** BEGIN **

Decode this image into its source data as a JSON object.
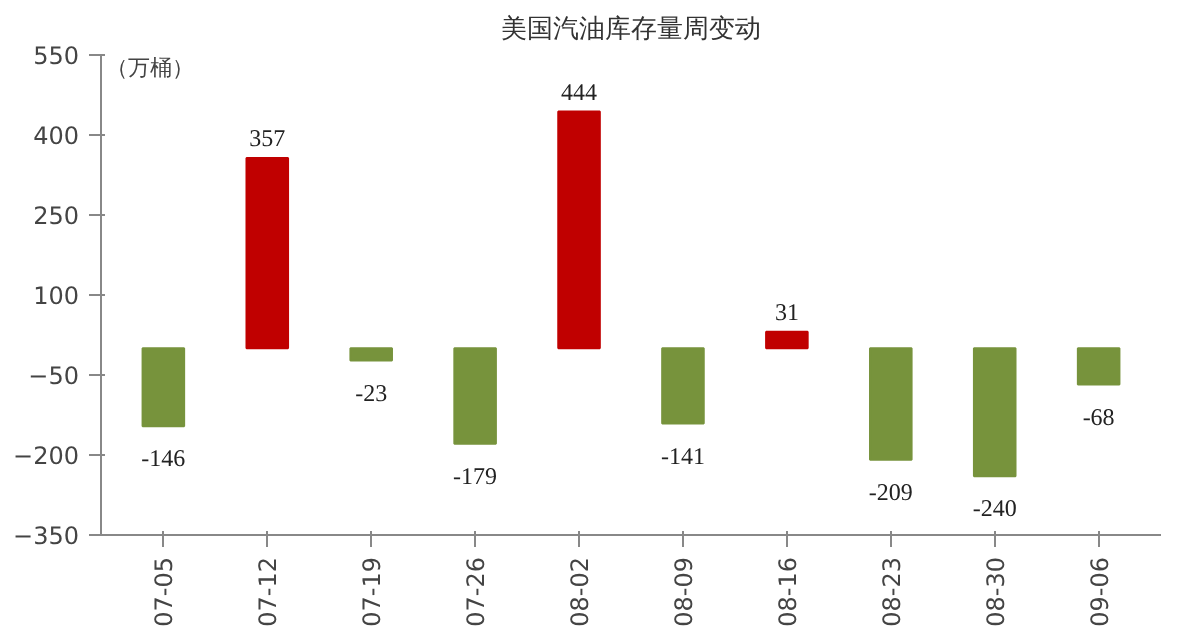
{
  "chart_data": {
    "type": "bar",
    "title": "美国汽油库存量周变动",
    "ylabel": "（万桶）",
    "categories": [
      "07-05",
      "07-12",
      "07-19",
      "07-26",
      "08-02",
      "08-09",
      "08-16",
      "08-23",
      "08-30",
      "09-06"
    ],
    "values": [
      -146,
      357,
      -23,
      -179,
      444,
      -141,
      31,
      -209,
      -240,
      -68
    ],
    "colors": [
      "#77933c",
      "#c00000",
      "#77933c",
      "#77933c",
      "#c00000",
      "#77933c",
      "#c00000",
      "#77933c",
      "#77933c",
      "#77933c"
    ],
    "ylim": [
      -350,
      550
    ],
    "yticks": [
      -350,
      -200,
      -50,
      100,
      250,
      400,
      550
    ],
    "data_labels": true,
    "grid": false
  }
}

** END **
** BEGIN **

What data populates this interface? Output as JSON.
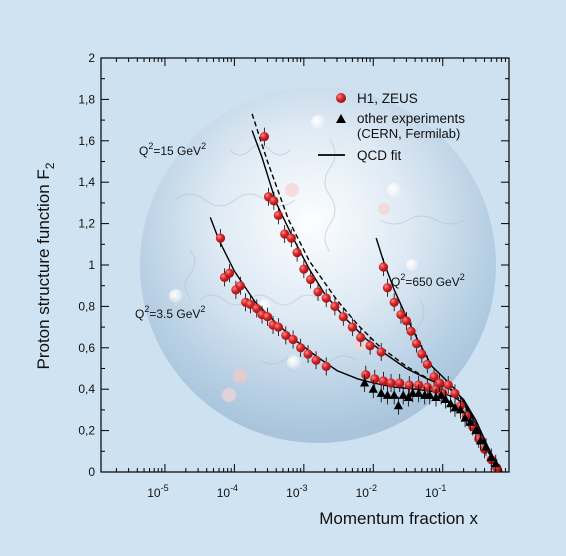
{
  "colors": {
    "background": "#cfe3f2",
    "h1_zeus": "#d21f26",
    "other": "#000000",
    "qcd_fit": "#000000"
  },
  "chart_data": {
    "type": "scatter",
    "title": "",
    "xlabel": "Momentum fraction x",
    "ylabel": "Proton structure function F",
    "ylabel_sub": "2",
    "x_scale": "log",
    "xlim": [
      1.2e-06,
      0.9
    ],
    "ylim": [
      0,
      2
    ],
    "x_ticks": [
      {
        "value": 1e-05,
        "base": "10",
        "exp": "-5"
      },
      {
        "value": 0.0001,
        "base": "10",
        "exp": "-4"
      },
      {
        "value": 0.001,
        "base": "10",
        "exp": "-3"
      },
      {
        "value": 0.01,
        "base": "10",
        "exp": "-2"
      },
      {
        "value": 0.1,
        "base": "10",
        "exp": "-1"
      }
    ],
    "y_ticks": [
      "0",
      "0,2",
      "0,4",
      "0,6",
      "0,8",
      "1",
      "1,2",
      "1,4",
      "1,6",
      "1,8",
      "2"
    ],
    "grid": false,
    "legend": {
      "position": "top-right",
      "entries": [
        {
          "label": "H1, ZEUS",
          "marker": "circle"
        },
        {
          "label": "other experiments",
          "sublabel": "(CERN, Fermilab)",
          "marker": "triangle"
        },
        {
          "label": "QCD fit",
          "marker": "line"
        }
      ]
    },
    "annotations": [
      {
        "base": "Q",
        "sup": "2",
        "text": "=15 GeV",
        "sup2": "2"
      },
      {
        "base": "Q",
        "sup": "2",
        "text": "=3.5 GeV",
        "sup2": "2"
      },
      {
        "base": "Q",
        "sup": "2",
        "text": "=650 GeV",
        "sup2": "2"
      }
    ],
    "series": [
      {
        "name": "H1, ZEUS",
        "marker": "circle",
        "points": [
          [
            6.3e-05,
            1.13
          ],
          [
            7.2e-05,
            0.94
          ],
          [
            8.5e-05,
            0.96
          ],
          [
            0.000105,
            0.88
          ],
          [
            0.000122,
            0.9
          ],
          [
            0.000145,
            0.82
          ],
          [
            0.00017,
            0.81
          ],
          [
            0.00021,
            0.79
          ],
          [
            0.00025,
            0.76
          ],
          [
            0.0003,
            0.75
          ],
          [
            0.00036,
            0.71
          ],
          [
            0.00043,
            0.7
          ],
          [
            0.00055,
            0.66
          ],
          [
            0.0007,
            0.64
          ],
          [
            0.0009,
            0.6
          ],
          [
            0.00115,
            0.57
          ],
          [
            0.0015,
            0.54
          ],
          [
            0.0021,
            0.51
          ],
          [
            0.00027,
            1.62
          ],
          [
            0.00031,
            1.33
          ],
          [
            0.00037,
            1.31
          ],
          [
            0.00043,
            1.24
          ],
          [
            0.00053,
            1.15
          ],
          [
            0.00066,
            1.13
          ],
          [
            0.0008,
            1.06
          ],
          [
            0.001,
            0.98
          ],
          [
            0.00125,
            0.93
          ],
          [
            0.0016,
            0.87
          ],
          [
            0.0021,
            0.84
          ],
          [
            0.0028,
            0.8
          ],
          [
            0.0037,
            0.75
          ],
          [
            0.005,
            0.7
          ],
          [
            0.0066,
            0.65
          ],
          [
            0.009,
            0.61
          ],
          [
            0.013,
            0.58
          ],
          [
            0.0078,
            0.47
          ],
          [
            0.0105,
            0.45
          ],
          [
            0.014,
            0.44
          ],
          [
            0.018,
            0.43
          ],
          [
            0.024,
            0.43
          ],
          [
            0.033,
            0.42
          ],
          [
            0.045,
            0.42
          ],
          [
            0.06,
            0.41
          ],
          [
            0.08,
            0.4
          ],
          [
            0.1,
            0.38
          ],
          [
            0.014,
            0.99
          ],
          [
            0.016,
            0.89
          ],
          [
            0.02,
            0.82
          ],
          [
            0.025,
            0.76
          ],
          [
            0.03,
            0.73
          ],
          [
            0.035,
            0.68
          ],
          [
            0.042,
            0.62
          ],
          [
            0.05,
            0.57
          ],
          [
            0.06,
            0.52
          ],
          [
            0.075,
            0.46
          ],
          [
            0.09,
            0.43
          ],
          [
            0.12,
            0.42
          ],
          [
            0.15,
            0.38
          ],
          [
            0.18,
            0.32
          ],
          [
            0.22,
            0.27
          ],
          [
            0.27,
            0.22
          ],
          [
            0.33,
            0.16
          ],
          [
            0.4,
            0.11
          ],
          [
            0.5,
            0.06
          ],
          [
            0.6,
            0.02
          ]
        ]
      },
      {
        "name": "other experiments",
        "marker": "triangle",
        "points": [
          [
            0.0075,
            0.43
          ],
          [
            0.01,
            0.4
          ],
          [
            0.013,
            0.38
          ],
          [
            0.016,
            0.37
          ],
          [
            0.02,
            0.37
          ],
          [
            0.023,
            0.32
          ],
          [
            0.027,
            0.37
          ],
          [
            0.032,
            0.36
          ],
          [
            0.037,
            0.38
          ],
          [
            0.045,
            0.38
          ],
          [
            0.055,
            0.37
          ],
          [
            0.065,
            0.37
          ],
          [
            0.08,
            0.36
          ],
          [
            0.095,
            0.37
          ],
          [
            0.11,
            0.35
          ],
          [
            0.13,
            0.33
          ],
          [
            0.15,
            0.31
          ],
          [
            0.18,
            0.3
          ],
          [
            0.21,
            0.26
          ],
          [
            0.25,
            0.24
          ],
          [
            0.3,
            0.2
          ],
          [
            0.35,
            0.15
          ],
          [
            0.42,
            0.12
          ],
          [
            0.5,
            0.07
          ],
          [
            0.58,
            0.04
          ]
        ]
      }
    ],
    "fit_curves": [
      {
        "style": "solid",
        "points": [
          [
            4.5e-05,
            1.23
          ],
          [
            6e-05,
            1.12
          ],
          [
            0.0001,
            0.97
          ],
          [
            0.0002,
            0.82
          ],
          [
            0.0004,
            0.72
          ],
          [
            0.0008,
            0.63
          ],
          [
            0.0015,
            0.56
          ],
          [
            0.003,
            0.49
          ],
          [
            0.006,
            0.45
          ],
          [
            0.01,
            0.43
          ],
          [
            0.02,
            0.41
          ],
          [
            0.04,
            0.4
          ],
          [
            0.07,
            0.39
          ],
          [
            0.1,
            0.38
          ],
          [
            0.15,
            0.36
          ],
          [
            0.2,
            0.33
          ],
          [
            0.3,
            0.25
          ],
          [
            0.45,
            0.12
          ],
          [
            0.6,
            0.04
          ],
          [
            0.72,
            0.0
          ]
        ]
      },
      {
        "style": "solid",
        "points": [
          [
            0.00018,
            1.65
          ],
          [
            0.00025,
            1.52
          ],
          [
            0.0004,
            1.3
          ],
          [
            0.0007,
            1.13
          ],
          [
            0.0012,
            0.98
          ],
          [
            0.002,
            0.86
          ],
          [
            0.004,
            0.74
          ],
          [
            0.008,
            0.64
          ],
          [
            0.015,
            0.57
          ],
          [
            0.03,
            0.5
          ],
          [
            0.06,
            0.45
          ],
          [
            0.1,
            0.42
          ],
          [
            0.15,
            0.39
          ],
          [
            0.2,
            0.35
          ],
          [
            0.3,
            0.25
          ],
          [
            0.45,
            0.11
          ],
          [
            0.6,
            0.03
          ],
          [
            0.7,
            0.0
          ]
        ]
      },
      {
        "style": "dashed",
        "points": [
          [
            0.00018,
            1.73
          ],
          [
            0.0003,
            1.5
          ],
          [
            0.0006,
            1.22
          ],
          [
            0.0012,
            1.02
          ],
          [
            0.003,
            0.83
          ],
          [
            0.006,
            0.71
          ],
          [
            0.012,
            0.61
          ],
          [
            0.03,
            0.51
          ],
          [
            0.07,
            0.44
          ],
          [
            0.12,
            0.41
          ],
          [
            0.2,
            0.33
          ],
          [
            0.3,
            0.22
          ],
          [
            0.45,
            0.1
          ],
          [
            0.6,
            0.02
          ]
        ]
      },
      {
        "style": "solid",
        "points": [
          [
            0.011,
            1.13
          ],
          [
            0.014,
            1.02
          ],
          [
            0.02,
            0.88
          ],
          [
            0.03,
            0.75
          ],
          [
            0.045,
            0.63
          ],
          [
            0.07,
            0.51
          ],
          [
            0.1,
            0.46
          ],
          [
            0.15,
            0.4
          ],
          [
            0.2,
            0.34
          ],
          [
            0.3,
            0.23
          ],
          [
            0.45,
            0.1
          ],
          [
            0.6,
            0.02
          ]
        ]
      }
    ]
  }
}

** END **

Aim -
Show all lines from the records above where the word "this" occurs.

Reply -
Decode this image into its source data as a JSON object.
What data populates this interface? Output as JSON.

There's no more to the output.